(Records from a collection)
..........

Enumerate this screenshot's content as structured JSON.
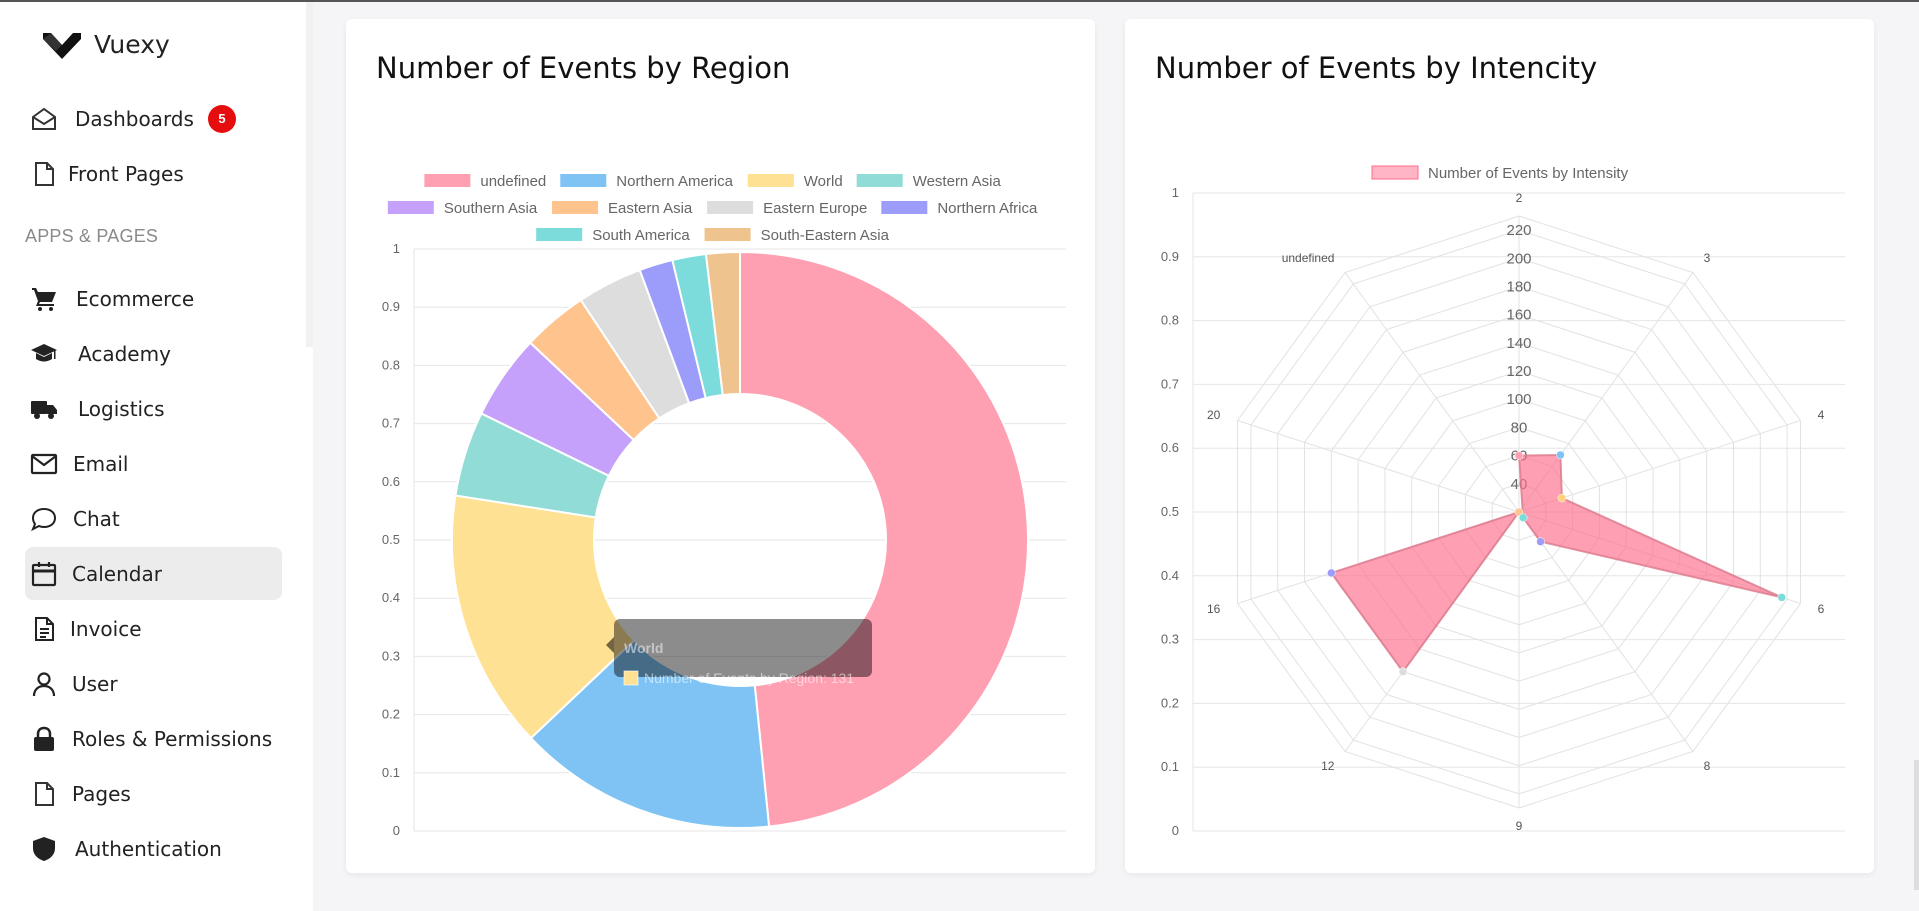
{
  "app": {
    "brand": "Vuexy"
  },
  "sidebar": {
    "section_title": "APPS & PAGES",
    "items": [
      {
        "label": "Dashboards",
        "icon": "home-icon",
        "badge": "5"
      },
      {
        "label": "Front Pages",
        "icon": "file-icon"
      },
      {
        "label": "Ecommerce",
        "icon": "cart-icon"
      },
      {
        "label": "Academy",
        "icon": "school-icon"
      },
      {
        "label": "Logistics",
        "icon": "truck-icon"
      },
      {
        "label": "Email",
        "icon": "mail-icon"
      },
      {
        "label": "Chat",
        "icon": "chat-icon"
      },
      {
        "label": "Calendar",
        "icon": "calendar-icon",
        "active": true
      },
      {
        "label": "Invoice",
        "icon": "invoice-icon"
      },
      {
        "label": "User",
        "icon": "user-icon"
      },
      {
        "label": "Roles & Permissions",
        "icon": "lock-icon"
      },
      {
        "label": "Pages",
        "icon": "file-icon"
      },
      {
        "label": "Authentication",
        "icon": "shield-icon"
      }
    ]
  },
  "cards": {
    "region_title": "Number of Events by Region",
    "intensity_title": "Number of Events by Intencity"
  },
  "chart_data": [
    {
      "type": "pie",
      "title": "Number of Events by Region",
      "variant": "doughnut",
      "categories": [
        "undefined",
        "Northern America",
        "World",
        "Western Asia",
        "Southern Asia",
        "Eastern Asia",
        "Eastern Europe",
        "Northern Africa",
        "South America",
        "South-Eastern Asia"
      ],
      "values": [
        436,
        131,
        131,
        43,
        43,
        33,
        33,
        17,
        17,
        17
      ],
      "colors": [
        "#ff9fb2",
        "#7fc3f5",
        "#ffe194",
        "#92dcd7",
        "#c5a1fb",
        "#ffc38e",
        "#dddddd",
        "#9c9cfb",
        "#7cdcdc",
        "#eec38e"
      ],
      "legend": "top",
      "y_axis_ticks": [
        "0",
        "0.1",
        "0.2",
        "0.3",
        "0.4",
        "0.5",
        "0.6",
        "0.7",
        "0.8",
        "0.9",
        "1"
      ],
      "tooltip": {
        "title": "World",
        "body": "Number of Events by Region: 131"
      }
    },
    {
      "type": "radar",
      "title": "Number of Events by Intencity",
      "categories": [
        "2",
        "3",
        "4",
        "6",
        "8",
        "9",
        "12",
        "16",
        "20",
        "undefined"
      ],
      "series": [
        {
          "name": "Number of Events by Intensity",
          "values": [
            60,
            70,
            52,
            216,
            46,
            20,
            160,
            160,
            20,
            15
          ],
          "color": "#ff6b8b"
        }
      ],
      "point_colors": [
        "#ff9fb2",
        "#7fc3f5",
        "#ffd27a",
        "#7cdcdc",
        "#9c9cfb",
        "#ffd27a",
        "#dddddd",
        "#9c9cfb",
        "#ffc38e",
        "#7cdcdc"
      ],
      "r_ticks": [
        "40",
        "60",
        "80",
        "100",
        "120",
        "140",
        "160",
        "180",
        "200",
        "220"
      ],
      "r_range": [
        20,
        230
      ],
      "y_axis_ticks": [
        "0",
        "0.1",
        "0.2",
        "0.3",
        "0.4",
        "0.5",
        "0.6",
        "0.7",
        "0.8",
        "0.9",
        "1"
      ],
      "legend": "top"
    }
  ]
}
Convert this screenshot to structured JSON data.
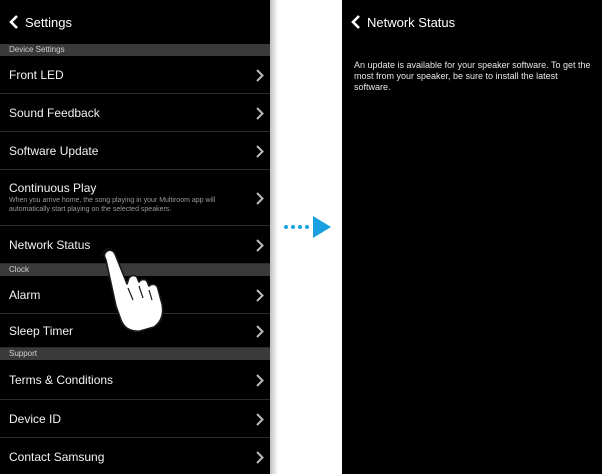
{
  "colors": {
    "accent": "#1aa0e0",
    "screen_bg": "#000000",
    "section_bg": "#3a3a3a"
  },
  "left": {
    "title": "Settings",
    "sections": {
      "device": "Device Settings",
      "clock": "Clock",
      "support": "Support"
    },
    "rows": {
      "front_led": "Front LED",
      "sound_feedback": "Sound Feedback",
      "software_update": "Software Update",
      "continuous_play": "Continuous Play",
      "continuous_play_desc": "When you arrive home, the song playing in your Multiroom app will automatically start playing on the selected speakers.",
      "network_status": "Network Status",
      "alarm": "Alarm",
      "sleep_timer": "Sleep Timer",
      "terms": "Terms & Conditions",
      "device_id": "Device ID",
      "contact": "Contact Samsung"
    }
  },
  "right": {
    "title": "Network Status",
    "message": "An update is available for your speaker software. To get the most from your speaker, be sure to install the latest software."
  },
  "icons": {
    "back": "back-chevron-icon",
    "row_chevron": "chevron-right-icon",
    "arrow": "arrow-right-icon",
    "hand": "tap-hand-icon"
  }
}
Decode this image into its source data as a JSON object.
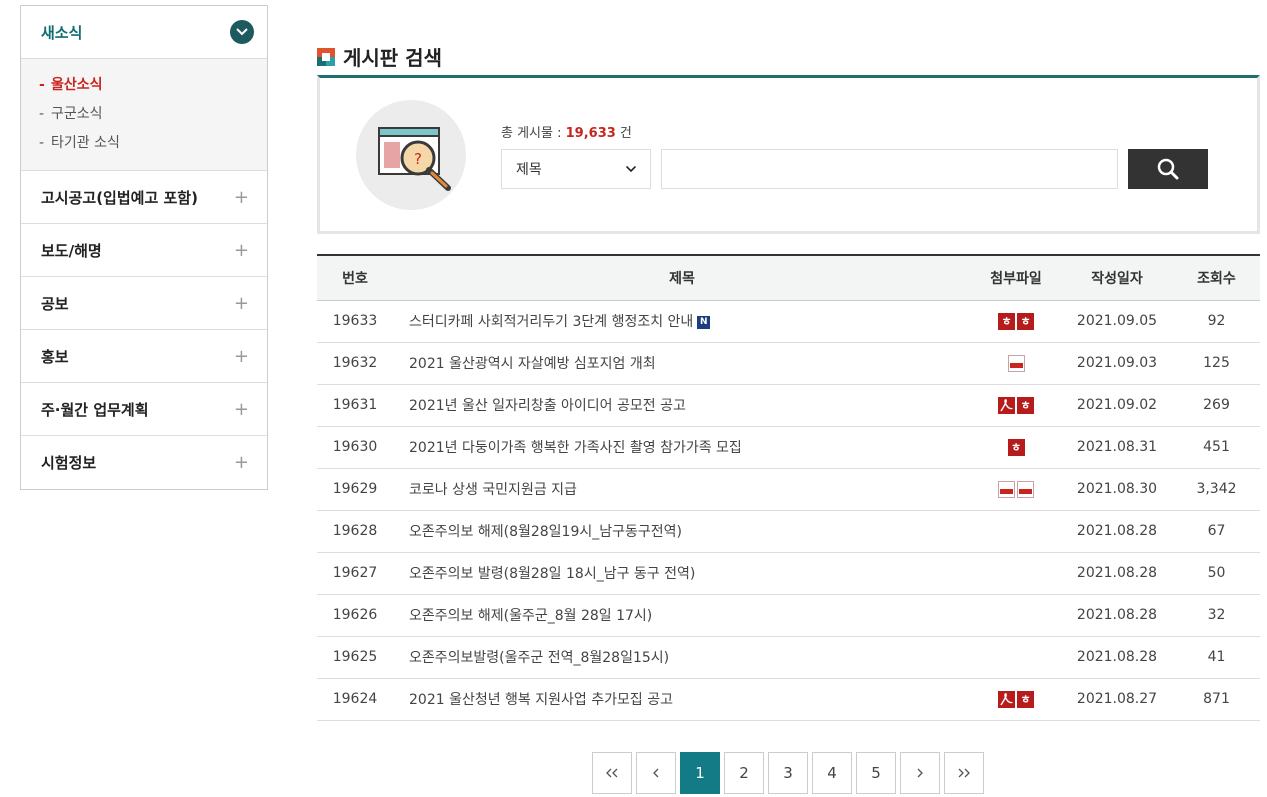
{
  "sidebar": {
    "header": "새소식",
    "sub_items": [
      {
        "label": "울산소식",
        "active": true
      },
      {
        "label": "구군소식",
        "active": false
      },
      {
        "label": "타기관 소식",
        "active": false
      }
    ],
    "items": [
      {
        "label": "고시공고(입법예고 포함)"
      },
      {
        "label": "보도/해명"
      },
      {
        "label": "공보"
      },
      {
        "label": "홍보"
      },
      {
        "label": "주·월간 업무계획"
      },
      {
        "label": "시험정보"
      }
    ],
    "plus_symbol": "+"
  },
  "page_title": "게시판 검색",
  "search": {
    "total_label": "총 게시물 : ",
    "total_count": "19,633",
    "total_unit": " 건",
    "select_value": "제목",
    "input_value": ""
  },
  "table": {
    "headers": [
      "번호",
      "제목",
      "첨부파일",
      "작성일자",
      "조회수"
    ],
    "rows": [
      {
        "no": "19633",
        "subject": "스터디카페 사회적거리두기 3단계 행정조치 안내",
        "new": true,
        "files": [
          "hwp",
          "hwp"
        ],
        "date": "2021.09.05",
        "hits": "92"
      },
      {
        "no": "19632",
        "subject": "2021 울산광역시 자살예방 심포지엄 개최",
        "new": false,
        "files": [
          "png"
        ],
        "date": "2021.09.03",
        "hits": "125"
      },
      {
        "no": "19631",
        "subject": "2021년 울산 일자리창출 아이디어 공모전 공고",
        "new": false,
        "files": [
          "pdf",
          "hwp"
        ],
        "date": "2021.09.02",
        "hits": "269"
      },
      {
        "no": "19630",
        "subject": "2021년 다둥이가족 행복한 가족사진 촬영 참가가족 모집",
        "new": false,
        "files": [
          "hwp"
        ],
        "date": "2021.08.31",
        "hits": "451"
      },
      {
        "no": "19629",
        "subject": "코로나 상생 국민지원금 지급",
        "new": false,
        "files": [
          "jpg",
          "jpg"
        ],
        "date": "2021.08.30",
        "hits": "3,342"
      },
      {
        "no": "19628",
        "subject": "오존주의보 해제(8월28일19시_남구동구전역)",
        "new": false,
        "files": [],
        "date": "2021.08.28",
        "hits": "67"
      },
      {
        "no": "19627",
        "subject": "오존주의보 발령(8월28일 18시_남구 동구 전역)",
        "new": false,
        "files": [],
        "date": "2021.08.28",
        "hits": "50"
      },
      {
        "no": "19626",
        "subject": "오존주의보 해제(울주군_8월 28일 17시)",
        "new": false,
        "files": [],
        "date": "2021.08.28",
        "hits": "32"
      },
      {
        "no": "19625",
        "subject": "오존주의보발령(울주군 전역_8월28일15시)",
        "new": false,
        "files": [],
        "date": "2021.08.28",
        "hits": "41"
      },
      {
        "no": "19624",
        "subject": "2021 울산청년 행복 지원사업 추가모집 공고",
        "new": false,
        "files": [
          "pdf",
          "hwp"
        ],
        "date": "2021.08.27",
        "hits": "871"
      }
    ]
  },
  "pagination": {
    "first": "«",
    "prev": "‹",
    "pages": [
      "1",
      "2",
      "3",
      "4",
      "5"
    ],
    "current": "1",
    "next": "›",
    "last": "»"
  },
  "colors": {
    "accent": "#137b86",
    "highlight_red": "#c9251f",
    "dark_button": "#333333"
  }
}
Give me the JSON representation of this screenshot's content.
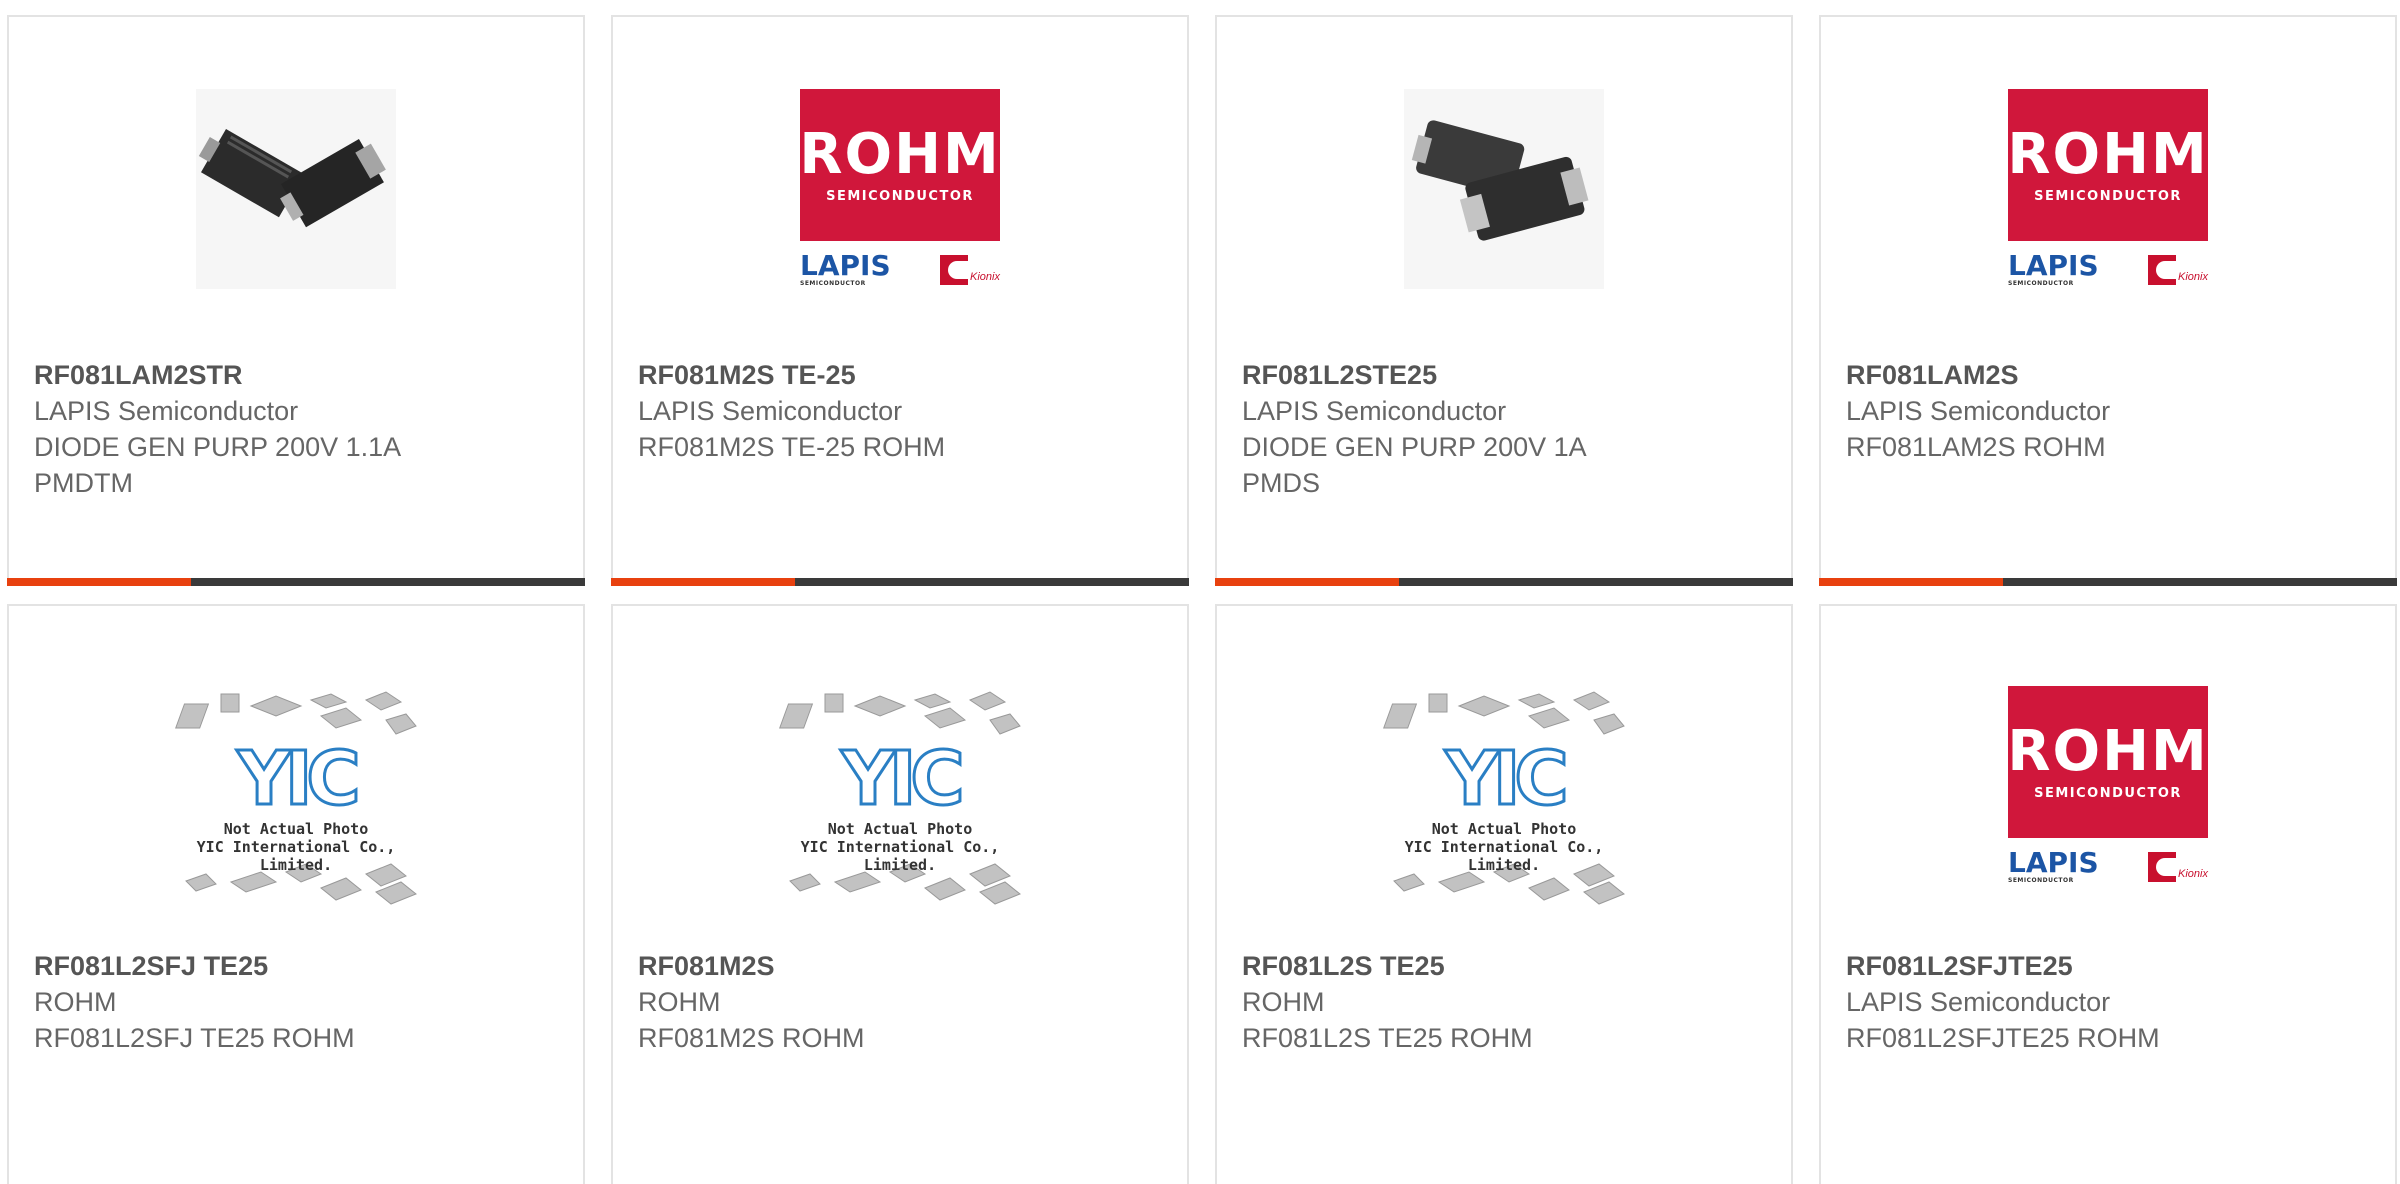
{
  "products": [
    {
      "part": "RF081LAM2STR",
      "mfr": "LAPIS Semiconductor",
      "desc": "DIODE GEN PURP 200V 1.1A\nPMDTM",
      "image": "diode-pmdtm-photo"
    },
    {
      "part": "RF081M2S TE-25",
      "mfr": "LAPIS Semiconductor",
      "desc": "RF081M2S TE-25 ROHM",
      "image": "rohm-logo"
    },
    {
      "part": "RF081L2STE25",
      "mfr": "LAPIS Semiconductor",
      "desc": "DIODE GEN PURP 200V 1A\nPMDS",
      "image": "diode-pmds-photo"
    },
    {
      "part": "RF081LAM2S",
      "mfr": "LAPIS Semiconductor",
      "desc": "RF081LAM2S ROHM",
      "image": "rohm-logo"
    },
    {
      "part": "RF081L2SFJ TE25",
      "mfr": "ROHM",
      "desc": "RF081L2SFJ TE25 ROHM",
      "image": "yic-placeholder"
    },
    {
      "part": "RF081M2S",
      "mfr": "ROHM",
      "desc": "RF081M2S ROHM",
      "image": "yic-placeholder"
    },
    {
      "part": "RF081L2S TE25",
      "mfr": "ROHM",
      "desc": "RF081L2S TE25 ROHM",
      "image": "yic-placeholder"
    },
    {
      "part": "RF081L2SFJTE25",
      "mfr": "LAPIS Semiconductor",
      "desc": "RF081L2SFJTE25 ROHM",
      "image": "rohm-logo"
    }
  ],
  "logos": {
    "rohm_word": "ROHM",
    "rohm_sub": "SEMICONDUCTOR",
    "lapis": "LAPIS",
    "lapis_sub": "SEMICONDUCTOR",
    "kionix": "Kionix"
  },
  "placeholder": {
    "brand": "YIC",
    "line1": "Not Actual Photo",
    "line2": "YIC International Co., Limited."
  },
  "colors": {
    "accent": "#e8410f",
    "bar": "#3a3a3a",
    "rohm_red": "#d0173b"
  }
}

..........

Where a line in the material contains "Events", copy that line.

    "region_title": "Number of Events by Region",
    "intensity_title": "Number of Events by Intencity"
      "title": "Number of Events by Region",
        "body": "Number of Events by Region: 131"
      "title": "Number of Events by Intencity",
          "name": "Number of Events by Intensity",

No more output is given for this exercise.